**Data for this exercise**:
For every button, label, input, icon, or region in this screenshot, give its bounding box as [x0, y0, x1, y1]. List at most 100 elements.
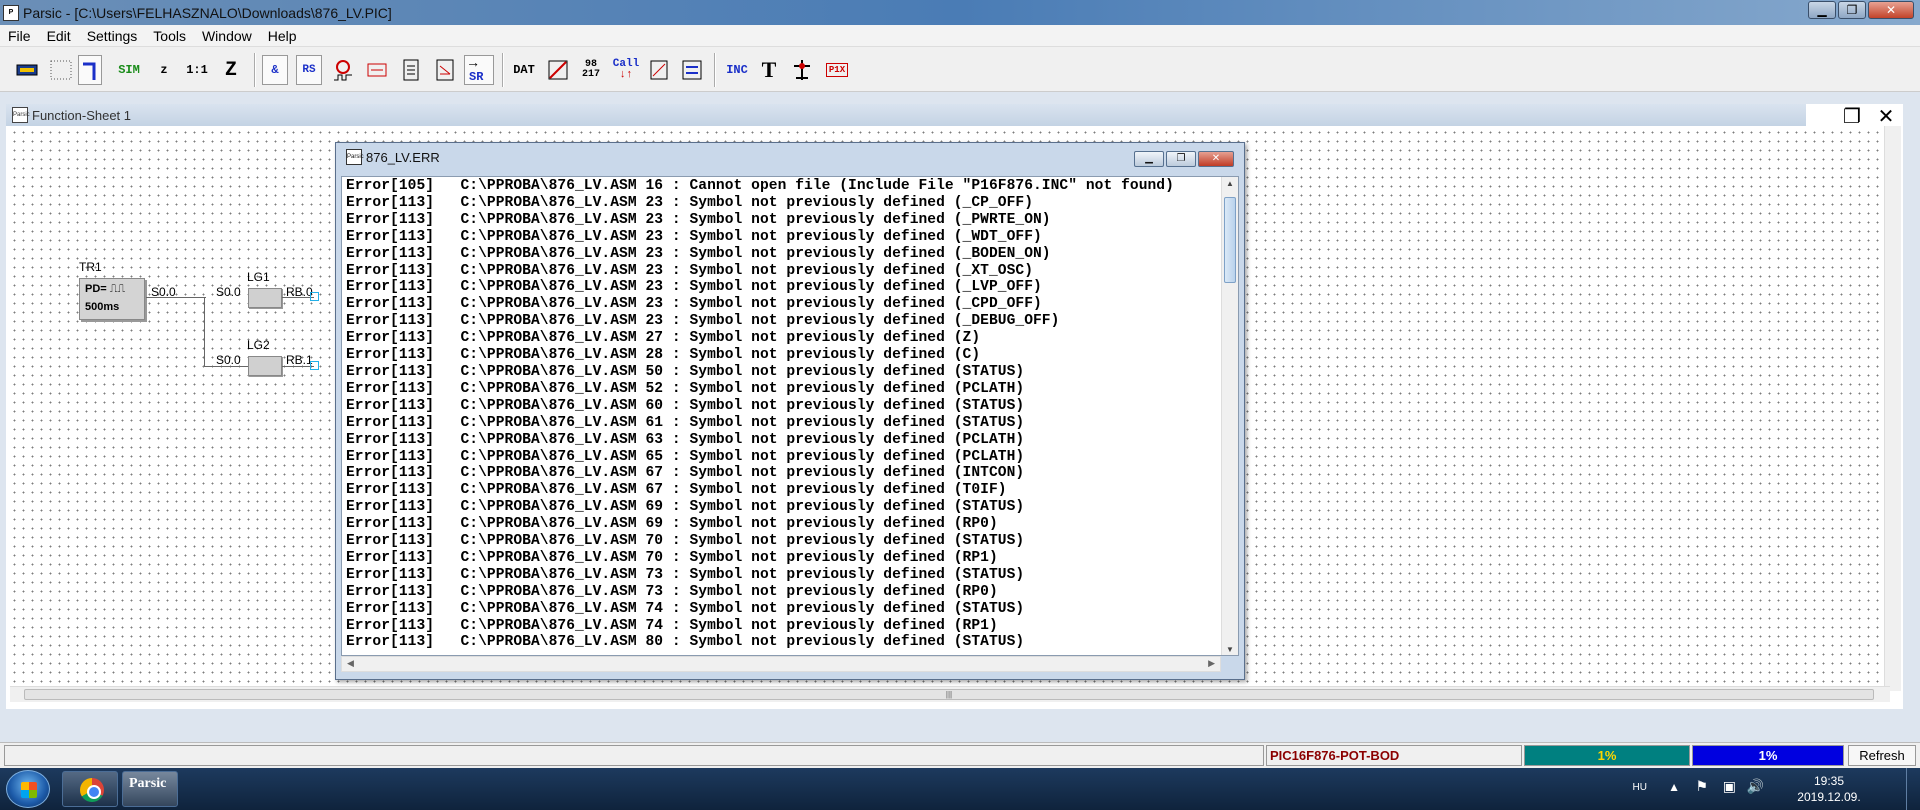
sheet-maximize-icon[interactable]: ❐	[1838, 104, 1866, 128]
language-indicator[interactable]: HU	[1633, 782, 1647, 793]
error-line[interactable]: Error[113] C:\PPROBA\876_LV.ASM 23 : Sym…	[346, 195, 1216, 212]
inc-button[interactable]: INC	[722, 55, 752, 85]
and-gate-button[interactable]: &	[262, 55, 288, 85]
error-line[interactable]: Error[113] C:\PPROBA\876_LV.ASM 28 : Sym…	[346, 347, 1216, 364]
mux-icon[interactable]	[646, 55, 672, 85]
timer-block-tr1[interactable]: PD= ⎍⎍ 500ms	[79, 278, 145, 320]
error-line[interactable]: Error[113] C:\PPROBA\876_LV.ASM 23 : Sym…	[346, 229, 1216, 246]
taskbar-parsic[interactable]: Parsic	[122, 771, 178, 807]
clock-date[interactable]: 2019.12.09.	[1794, 790, 1864, 804]
network-icon[interactable]: ▣	[1723, 778, 1736, 795]
error-minimize-button[interactable]: ▁	[1134, 151, 1164, 167]
maximize-button[interactable]: ❐	[1838, 1, 1866, 19]
numeric-button[interactable]: 98 217	[576, 55, 606, 85]
flag-icon[interactable]: ⚑	[1695, 778, 1708, 795]
text-tool-button[interactable]: T	[756, 55, 782, 85]
show-desktop-button[interactable]	[1906, 768, 1920, 810]
sim-button[interactable]: SIM	[114, 55, 144, 85]
sheet-vertical-scrollbar[interactable]	[1884, 126, 1901, 691]
scroll-up-icon[interactable]: ▲	[1225, 179, 1235, 189]
error-line[interactable]: Error[113] C:\PPROBA\876_LV.ASM 73 : Sym…	[346, 567, 1216, 584]
error-line[interactable]: Error[113] C:\PPROBA\876_LV.ASM 65 : Sym…	[346, 449, 1216, 466]
error-line[interactable]: Error[113] C:\PPROBA\876_LV.ASM 74 : Sym…	[346, 601, 1216, 618]
lg1-input-label: S0.0	[216, 285, 241, 299]
volume-icon[interactable]: 🔊	[1747, 778, 1764, 795]
logic-block-lg2[interactable]	[248, 356, 282, 376]
error-line[interactable]: Error[113] C:\PPROBA\876_LV.ASM 23 : Sym…	[346, 246, 1216, 263]
output-pin[interactable]	[310, 292, 319, 301]
error-line[interactable]: Error[113] C:\PPROBA\876_LV.ASM 63 : Sym…	[346, 432, 1216, 449]
menu-edit[interactable]: Edit	[39, 28, 79, 44]
menu-file[interactable]: File	[0, 28, 39, 44]
byte-icon[interactable]	[678, 55, 706, 85]
start-button[interactable]	[6, 770, 50, 808]
error-line[interactable]: Error[113] C:\PPROBA\876_LV.ASM 23 : Sym…	[346, 279, 1216, 296]
error-line[interactable]: Error[113] C:\PPROBA\876_LV.ASM 69 : Sym…	[346, 516, 1216, 533]
taskbar-chrome[interactable]	[62, 771, 118, 807]
shift-register-icon[interactable]	[398, 55, 424, 85]
grid-icon[interactable]	[46, 55, 76, 85]
scroll-thumb[interactable]	[1224, 197, 1236, 283]
tray-expand-icon[interactable]: ▲	[1668, 780, 1680, 794]
output-pin[interactable]	[310, 361, 319, 370]
wire-tool-icon[interactable]	[78, 55, 102, 85]
sheet-horizontal-scrollbar[interactable]: |||	[10, 686, 1890, 702]
error-line[interactable]: Error[113] C:\PPROBA\876_LV.ASM 70 : Sym…	[346, 550, 1216, 567]
error-horizontal-scrollbar[interactable]: ◀ ▶	[341, 656, 1221, 672]
error-line[interactable]: Error[113] C:\PPROBA\876_LV.ASM 67 : Sym…	[346, 482, 1216, 499]
compare-icon[interactable]	[432, 55, 458, 85]
sheet-close-icon[interactable]: ✕	[1872, 104, 1900, 128]
error-line[interactable]: Error[113] C:\PPROBA\876_LV.ASM 27 : Sym…	[346, 330, 1216, 347]
error-line[interactable]: Error[113] C:\PPROBA\876_LV.ASM 74 : Sym…	[346, 618, 1216, 635]
menu-help[interactable]: Help	[260, 28, 305, 44]
zoom-small-button[interactable]: z	[150, 55, 178, 85]
error-maximize-button[interactable]: ❐	[1166, 151, 1196, 167]
p1x-button[interactable]: P1X	[822, 55, 852, 85]
error-line[interactable]: Error[113] C:\PPROBA\876_LV.ASM 52 : Sym…	[346, 381, 1216, 398]
zoom-one-button[interactable]: 1:1	[182, 55, 212, 85]
error-line[interactable]: Error[113] C:\PPROBA\876_LV.ASM 61 : Sym…	[346, 415, 1216, 432]
menu-window[interactable]: Window	[194, 28, 260, 44]
scroll-left-icon[interactable]: ◀	[347, 658, 354, 669]
minimize-button[interactable]: ▁	[1808, 1, 1836, 19]
refresh-button[interactable]: Refresh	[1848, 745, 1916, 766]
menu-settings[interactable]: Settings	[79, 28, 146, 44]
error-window-titlebar[interactable]: Parsic 876_LV.ERR ▁ ❐ ✕	[336, 143, 1244, 171]
error-line[interactable]: Error[113] C:\PPROBA\876_LV.ASM 67 : Sym…	[346, 465, 1216, 482]
probe-icon[interactable]	[788, 55, 816, 85]
dat-button[interactable]: DAT	[508, 55, 540, 85]
slope-icon[interactable]	[544, 55, 572, 85]
error-log[interactable]: Error[105] C:\PPROBA\876_LV.ASM 16 : Can…	[341, 176, 1239, 656]
rs-flipflop-button[interactable]: RS	[296, 55, 322, 85]
error-line[interactable]: Error[113] C:\PPROBA\876_LV.ASM 50 : Sym…	[346, 364, 1216, 381]
tr1-period: 500ms	[85, 301, 120, 313]
toolbar-separator	[254, 53, 256, 87]
timer-icon[interactable]	[330, 55, 356, 85]
error-line[interactable]: Error[113] C:\PPROBA\876_LV.ASM 70 : Sym…	[346, 533, 1216, 550]
app-icon[interactable]: P	[3, 4, 19, 21]
error-line[interactable]: Error[105] C:\PPROBA\876_LV.ASM 16 : Can…	[346, 178, 1216, 195]
call-button[interactable]: Call ↓↑	[610, 55, 642, 85]
scroll-down-icon[interactable]: ▼	[1225, 645, 1235, 655]
error-line[interactable]: Error[113] C:\PPROBA\876_LV.ASM 73 : Sym…	[346, 584, 1216, 601]
error-line[interactable]: Error[113] C:\PPROBA\876_LV.ASM 60 : Sym…	[346, 398, 1216, 415]
clock-time[interactable]: 19:35	[1794, 774, 1864, 788]
counter-icon[interactable]	[364, 55, 390, 85]
scroll-right-icon[interactable]: ▶	[1208, 658, 1215, 669]
error-line[interactable]: Error[113] C:\PPROBA\876_LV.ASM 23 : Sym…	[346, 313, 1216, 330]
error-line[interactable]: Error[113] C:\PPROBA\876_LV.ASM 80 : Sym…	[346, 634, 1216, 651]
scroll-thumb[interactable]: |||	[24, 689, 1874, 700]
error-line[interactable]: Error[113] C:\PPROBA\876_LV.ASM 69 : Sym…	[346, 499, 1216, 516]
error-vertical-scrollbar[interactable]: ▲ ▼	[1221, 177, 1238, 655]
wire	[146, 297, 206, 298]
close-button[interactable]: ✕	[1868, 1, 1914, 19]
sr-button[interactable]: → SR	[464, 55, 494, 85]
error-close-button[interactable]: ✕	[1198, 151, 1234, 167]
menu-tools[interactable]: Tools	[145, 28, 194, 44]
error-line[interactable]: Error[113] C:\PPROBA\876_LV.ASM 23 : Sym…	[346, 212, 1216, 229]
device-icon[interactable]	[12, 55, 42, 85]
logic-block-lg1[interactable]	[248, 288, 282, 308]
zoom-big-button[interactable]: Z	[216, 55, 246, 85]
error-line[interactable]: Error[113] C:\PPROBA\876_LV.ASM 23 : Sym…	[346, 263, 1216, 280]
error-line[interactable]: Error[113] C:\PPROBA\876_LV.ASM 23 : Sym…	[346, 296, 1216, 313]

**Exercise requirements**: Copy the lines word for word, beginning at the line containing "104, 1866, 128]" and ending after the line containing "771, 178, 807]".

**Exercise output**:
sheet-maximize-icon[interactable]: ❐	[1838, 104, 1866, 128]
language-indicator[interactable]: HU	[1633, 782, 1647, 793]
error-line[interactable]: Error[113] C:\PPROBA\876_LV.ASM 23 : Sym…	[346, 195, 1216, 212]
inc-button[interactable]: INC	[722, 55, 752, 85]
and-gate-button[interactable]: &	[262, 55, 288, 85]
error-line[interactable]: Error[113] C:\PPROBA\876_LV.ASM 28 : Sym…	[346, 347, 1216, 364]
mux-icon[interactable]	[646, 55, 672, 85]
timer-block-tr1[interactable]: PD= ⎍⎍ 500ms	[79, 278, 145, 320]
error-line[interactable]: Error[113] C:\PPROBA\876_LV.ASM 23 : Sym…	[346, 229, 1216, 246]
taskbar-parsic[interactable]: Parsic	[122, 771, 178, 807]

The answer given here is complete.